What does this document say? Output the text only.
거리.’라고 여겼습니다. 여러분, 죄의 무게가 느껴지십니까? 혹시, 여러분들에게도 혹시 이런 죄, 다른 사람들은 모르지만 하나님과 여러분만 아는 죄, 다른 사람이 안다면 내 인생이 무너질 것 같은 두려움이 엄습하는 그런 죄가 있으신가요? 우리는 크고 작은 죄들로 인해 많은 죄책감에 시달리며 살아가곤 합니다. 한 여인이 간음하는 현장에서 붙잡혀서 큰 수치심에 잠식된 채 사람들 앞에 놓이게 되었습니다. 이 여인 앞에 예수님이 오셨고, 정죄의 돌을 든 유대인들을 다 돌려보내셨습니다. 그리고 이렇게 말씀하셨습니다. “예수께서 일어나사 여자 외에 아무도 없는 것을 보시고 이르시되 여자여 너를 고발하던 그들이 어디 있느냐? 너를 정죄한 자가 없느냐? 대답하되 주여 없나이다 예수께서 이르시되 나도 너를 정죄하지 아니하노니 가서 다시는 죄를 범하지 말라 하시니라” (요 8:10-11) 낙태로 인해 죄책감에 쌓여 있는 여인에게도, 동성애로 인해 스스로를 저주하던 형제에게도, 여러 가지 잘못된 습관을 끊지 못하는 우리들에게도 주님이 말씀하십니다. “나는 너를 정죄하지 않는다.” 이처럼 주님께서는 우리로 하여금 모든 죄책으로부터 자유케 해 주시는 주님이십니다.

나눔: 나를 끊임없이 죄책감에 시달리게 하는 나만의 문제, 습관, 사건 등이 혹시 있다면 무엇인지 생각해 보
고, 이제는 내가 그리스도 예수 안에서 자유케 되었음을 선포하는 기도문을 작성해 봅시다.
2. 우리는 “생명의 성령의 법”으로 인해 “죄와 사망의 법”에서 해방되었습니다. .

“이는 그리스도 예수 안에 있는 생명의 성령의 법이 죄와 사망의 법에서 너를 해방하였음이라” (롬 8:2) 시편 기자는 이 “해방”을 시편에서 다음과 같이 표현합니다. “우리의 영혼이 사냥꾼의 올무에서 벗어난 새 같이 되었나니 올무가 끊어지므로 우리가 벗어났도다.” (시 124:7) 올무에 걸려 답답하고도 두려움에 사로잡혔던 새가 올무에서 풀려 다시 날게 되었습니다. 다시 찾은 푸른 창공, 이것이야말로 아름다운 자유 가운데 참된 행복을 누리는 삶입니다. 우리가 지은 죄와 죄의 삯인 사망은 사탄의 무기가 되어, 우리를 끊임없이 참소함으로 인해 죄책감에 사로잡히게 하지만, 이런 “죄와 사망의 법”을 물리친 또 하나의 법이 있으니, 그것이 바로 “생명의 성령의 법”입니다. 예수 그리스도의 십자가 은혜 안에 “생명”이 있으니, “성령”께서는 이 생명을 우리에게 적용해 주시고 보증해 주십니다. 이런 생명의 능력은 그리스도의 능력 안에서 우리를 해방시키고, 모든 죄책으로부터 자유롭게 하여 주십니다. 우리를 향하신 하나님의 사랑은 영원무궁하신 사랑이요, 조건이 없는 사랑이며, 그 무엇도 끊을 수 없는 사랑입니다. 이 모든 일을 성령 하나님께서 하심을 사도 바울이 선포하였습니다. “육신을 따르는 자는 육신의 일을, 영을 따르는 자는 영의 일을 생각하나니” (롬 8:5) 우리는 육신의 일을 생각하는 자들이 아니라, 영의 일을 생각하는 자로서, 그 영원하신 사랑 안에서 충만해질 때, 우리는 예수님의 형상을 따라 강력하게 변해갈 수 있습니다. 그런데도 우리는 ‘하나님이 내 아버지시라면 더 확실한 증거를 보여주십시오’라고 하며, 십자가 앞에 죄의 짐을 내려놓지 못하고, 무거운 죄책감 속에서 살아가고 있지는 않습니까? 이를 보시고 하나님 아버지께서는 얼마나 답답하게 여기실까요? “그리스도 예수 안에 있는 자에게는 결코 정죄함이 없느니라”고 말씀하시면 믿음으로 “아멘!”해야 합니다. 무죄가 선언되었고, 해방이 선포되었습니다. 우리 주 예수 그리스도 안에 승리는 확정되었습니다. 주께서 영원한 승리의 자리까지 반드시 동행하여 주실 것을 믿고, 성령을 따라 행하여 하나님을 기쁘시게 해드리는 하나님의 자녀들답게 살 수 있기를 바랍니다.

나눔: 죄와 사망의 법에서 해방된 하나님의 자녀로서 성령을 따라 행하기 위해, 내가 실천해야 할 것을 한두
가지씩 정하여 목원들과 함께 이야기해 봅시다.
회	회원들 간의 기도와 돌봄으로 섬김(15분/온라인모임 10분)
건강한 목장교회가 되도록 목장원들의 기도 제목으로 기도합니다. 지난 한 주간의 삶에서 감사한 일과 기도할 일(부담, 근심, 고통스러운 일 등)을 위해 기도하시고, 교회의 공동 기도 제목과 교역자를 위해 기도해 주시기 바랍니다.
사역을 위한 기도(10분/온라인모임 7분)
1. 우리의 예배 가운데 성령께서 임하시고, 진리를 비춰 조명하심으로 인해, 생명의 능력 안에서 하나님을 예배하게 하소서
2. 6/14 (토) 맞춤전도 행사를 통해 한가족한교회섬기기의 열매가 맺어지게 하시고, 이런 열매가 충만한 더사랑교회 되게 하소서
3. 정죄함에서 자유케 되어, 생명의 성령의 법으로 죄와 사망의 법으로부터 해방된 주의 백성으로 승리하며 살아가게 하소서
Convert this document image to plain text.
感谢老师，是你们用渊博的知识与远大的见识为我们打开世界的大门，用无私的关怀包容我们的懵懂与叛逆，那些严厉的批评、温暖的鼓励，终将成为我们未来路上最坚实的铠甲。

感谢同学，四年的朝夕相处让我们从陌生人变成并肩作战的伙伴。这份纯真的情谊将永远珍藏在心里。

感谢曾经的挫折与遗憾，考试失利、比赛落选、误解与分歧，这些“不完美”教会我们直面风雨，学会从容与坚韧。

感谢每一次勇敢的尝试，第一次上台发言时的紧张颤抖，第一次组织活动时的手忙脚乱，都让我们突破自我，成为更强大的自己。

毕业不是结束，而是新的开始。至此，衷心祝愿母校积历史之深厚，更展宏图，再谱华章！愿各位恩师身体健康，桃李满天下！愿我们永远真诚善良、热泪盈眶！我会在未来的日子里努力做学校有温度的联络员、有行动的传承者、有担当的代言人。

————

**EXERCISE GOAL**
Locate the lines above that hold the word "document". Show every one of them.

**EXERCISE OUTPUT**
What does this document say? Output the text only.
Convert this document image to plain text.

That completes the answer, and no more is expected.